[Start of Records for the task]

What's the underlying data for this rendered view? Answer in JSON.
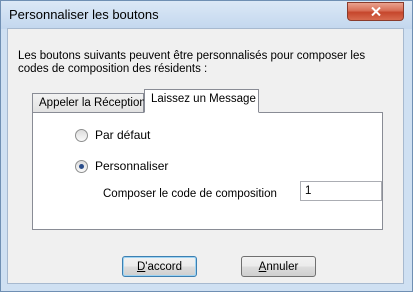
{
  "window": {
    "title": "Personnaliser les boutons",
    "close_icon": "close-icon"
  },
  "description": {
    "line1": "Les boutons suivants peuvent être personnalisés pour composer les",
    "line2": "codes de composition des résidents :"
  },
  "tabs": [
    {
      "label": "Appeler la Réception",
      "active": false
    },
    {
      "label": "Laissez un Message",
      "active": true
    }
  ],
  "options": {
    "default_label": "Par défaut",
    "default_checked": false,
    "custom_label": "Personnaliser",
    "custom_checked": true
  },
  "code": {
    "label": "Composer le code de composition",
    "value": "1"
  },
  "buttons": {
    "ok": {
      "accel": "D",
      "rest": "'accord"
    },
    "cancel": {
      "accel": "A",
      "rest": "nnuler"
    }
  },
  "colors": {
    "close_button": "#c6462c",
    "frame": "#cfe0f2"
  }
}
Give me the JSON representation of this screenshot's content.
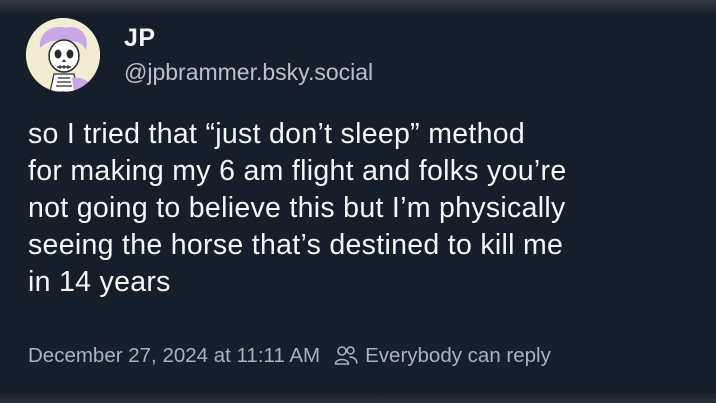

[End of Records for the task]

▸ Required work: Leave out the pictures and copy the rest of the material above exactly.

▸ Output for this task:
What's the underlying data for this rendered view? Answer in JSON.
{
  "window": {
    "title": "Personnaliser les boutons",
    "close_icon": "close-icon"
  },
  "description": {
    "line1": "Les boutons suivants peuvent être personnalisés pour composer les",
    "line2": "codes de composition des résidents :"
  },
  "tabs": [
    {
      "label": "Appeler la Réception",
      "active": false
    },
    {
      "label": "Laissez un Message",
      "active": true
    }
  ],
  "options": {
    "default_label": "Par défaut",
    "default_checked": false,
    "custom_label": "Personnaliser",
    "custom_checked": true
  },
  "code": {
    "label": "Composer le code de composition",
    "value": "1"
  },
  "buttons": {
    "ok": {
      "accel": "D",
      "rest": "'accord"
    },
    "cancel": {
      "accel": "A",
      "rest": "nnuler"
    }
  },
  "colors": {
    "close_button": "#c6462c",
    "frame": "#cfe0f2"
  }
}
Give me the JSON representation of this screenshot's content.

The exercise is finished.